Extracted data entries:
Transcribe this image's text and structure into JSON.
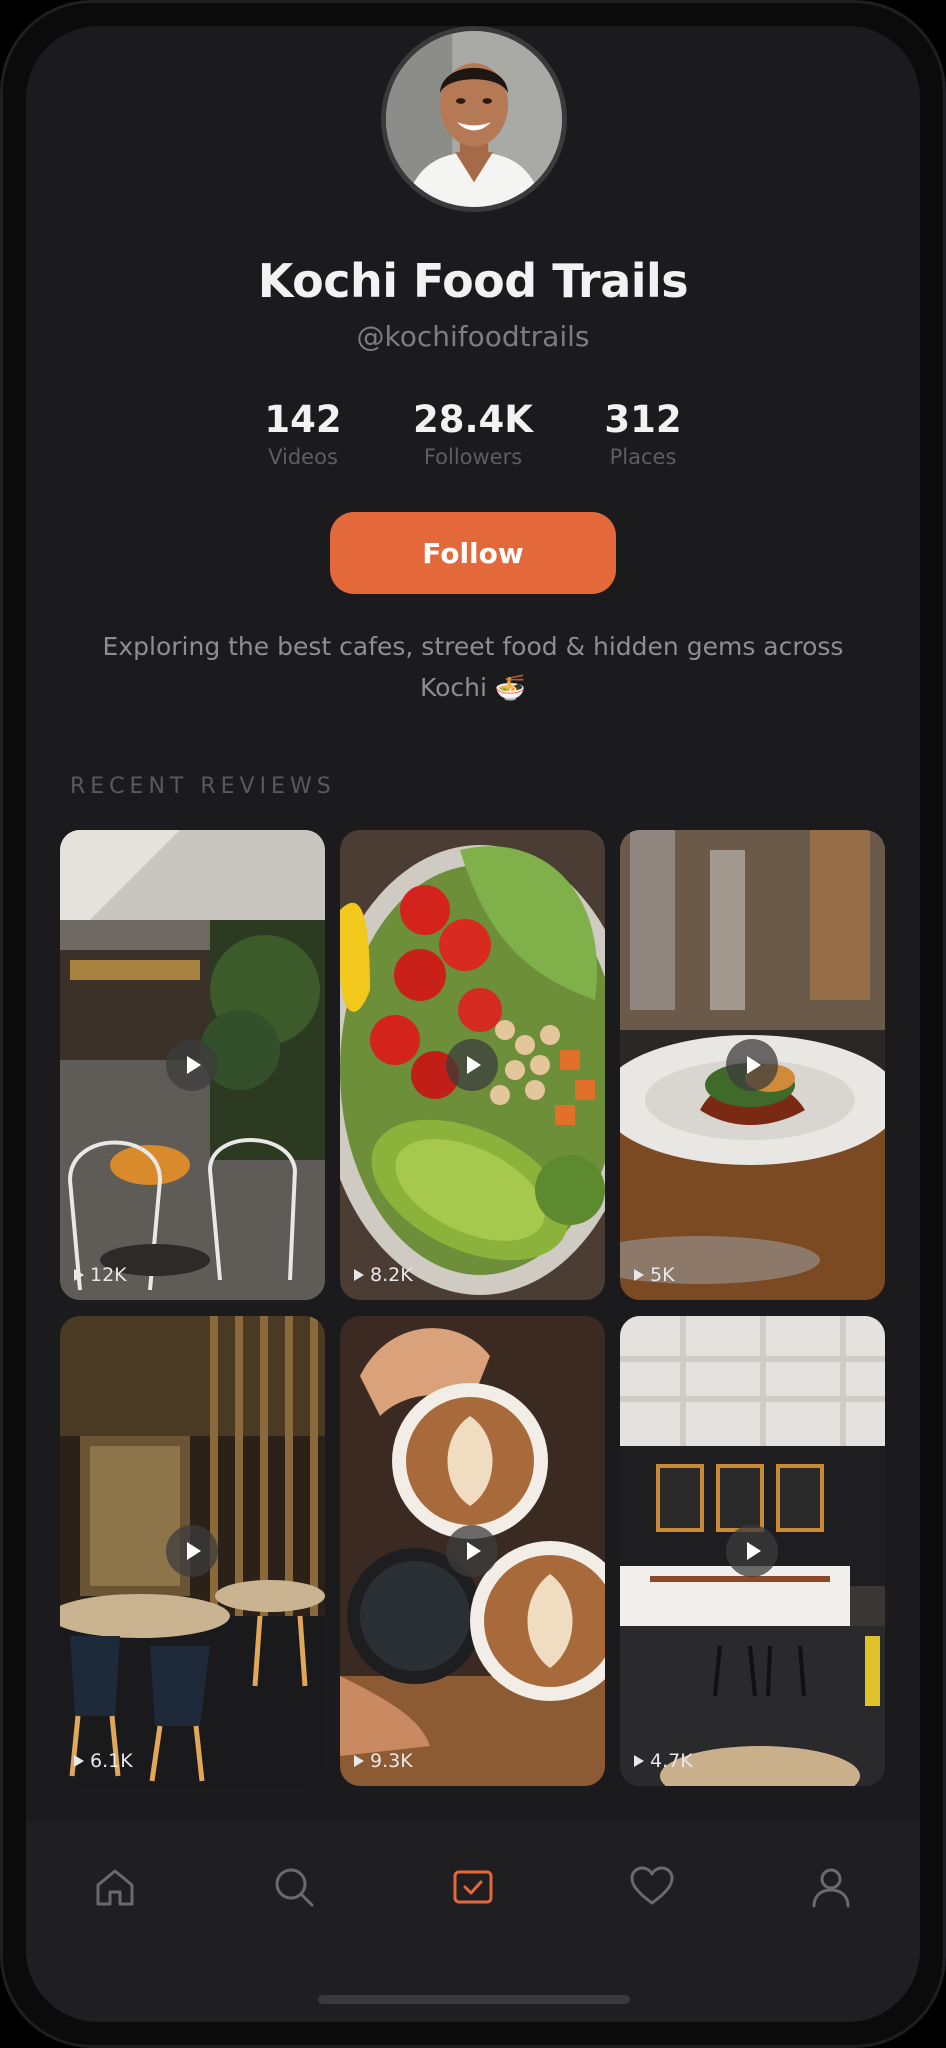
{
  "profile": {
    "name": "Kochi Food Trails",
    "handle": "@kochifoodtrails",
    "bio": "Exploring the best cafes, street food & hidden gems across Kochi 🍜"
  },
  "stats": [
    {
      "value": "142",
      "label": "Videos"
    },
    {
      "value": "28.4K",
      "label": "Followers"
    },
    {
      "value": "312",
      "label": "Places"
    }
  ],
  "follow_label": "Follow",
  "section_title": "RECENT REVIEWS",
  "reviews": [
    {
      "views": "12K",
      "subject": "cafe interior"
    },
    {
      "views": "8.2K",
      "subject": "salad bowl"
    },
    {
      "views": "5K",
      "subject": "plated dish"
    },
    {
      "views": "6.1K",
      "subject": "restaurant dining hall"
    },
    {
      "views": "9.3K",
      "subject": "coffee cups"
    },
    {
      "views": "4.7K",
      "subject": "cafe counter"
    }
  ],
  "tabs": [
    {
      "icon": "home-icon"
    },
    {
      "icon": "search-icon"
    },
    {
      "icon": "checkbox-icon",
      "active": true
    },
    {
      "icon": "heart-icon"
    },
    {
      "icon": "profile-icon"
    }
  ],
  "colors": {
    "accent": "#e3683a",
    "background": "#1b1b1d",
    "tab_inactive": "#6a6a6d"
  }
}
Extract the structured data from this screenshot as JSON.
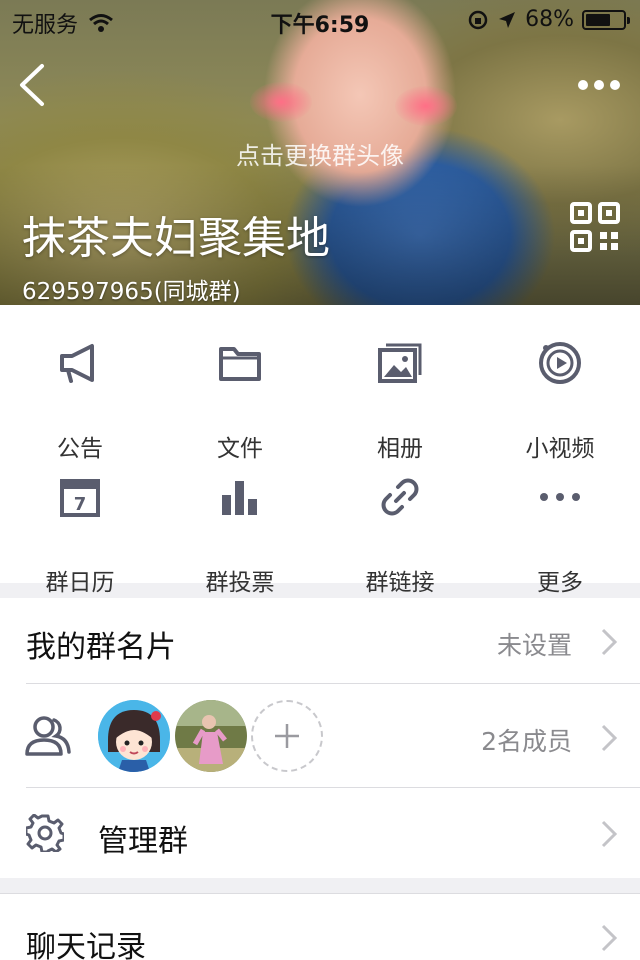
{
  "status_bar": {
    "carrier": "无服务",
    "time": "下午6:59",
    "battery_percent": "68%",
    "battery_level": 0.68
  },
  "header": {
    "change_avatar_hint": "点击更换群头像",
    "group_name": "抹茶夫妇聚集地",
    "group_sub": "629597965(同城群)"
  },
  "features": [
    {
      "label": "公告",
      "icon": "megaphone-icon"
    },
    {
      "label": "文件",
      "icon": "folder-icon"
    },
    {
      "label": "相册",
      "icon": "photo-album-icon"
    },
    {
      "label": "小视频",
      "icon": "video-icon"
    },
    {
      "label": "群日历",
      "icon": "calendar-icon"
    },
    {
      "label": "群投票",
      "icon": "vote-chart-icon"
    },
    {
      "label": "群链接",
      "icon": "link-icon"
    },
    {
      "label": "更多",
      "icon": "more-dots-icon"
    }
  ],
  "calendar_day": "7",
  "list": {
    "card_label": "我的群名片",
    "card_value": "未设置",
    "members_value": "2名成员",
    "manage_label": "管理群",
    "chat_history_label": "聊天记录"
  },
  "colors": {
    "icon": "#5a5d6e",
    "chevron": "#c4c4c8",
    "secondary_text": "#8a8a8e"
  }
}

Problem to work on ▸ Search the lines for "this". Copy each line that has it.

Expected output ▸
Transcribe this image's text and structure into JSON.
Extract the structured data from this screenshot as JSON.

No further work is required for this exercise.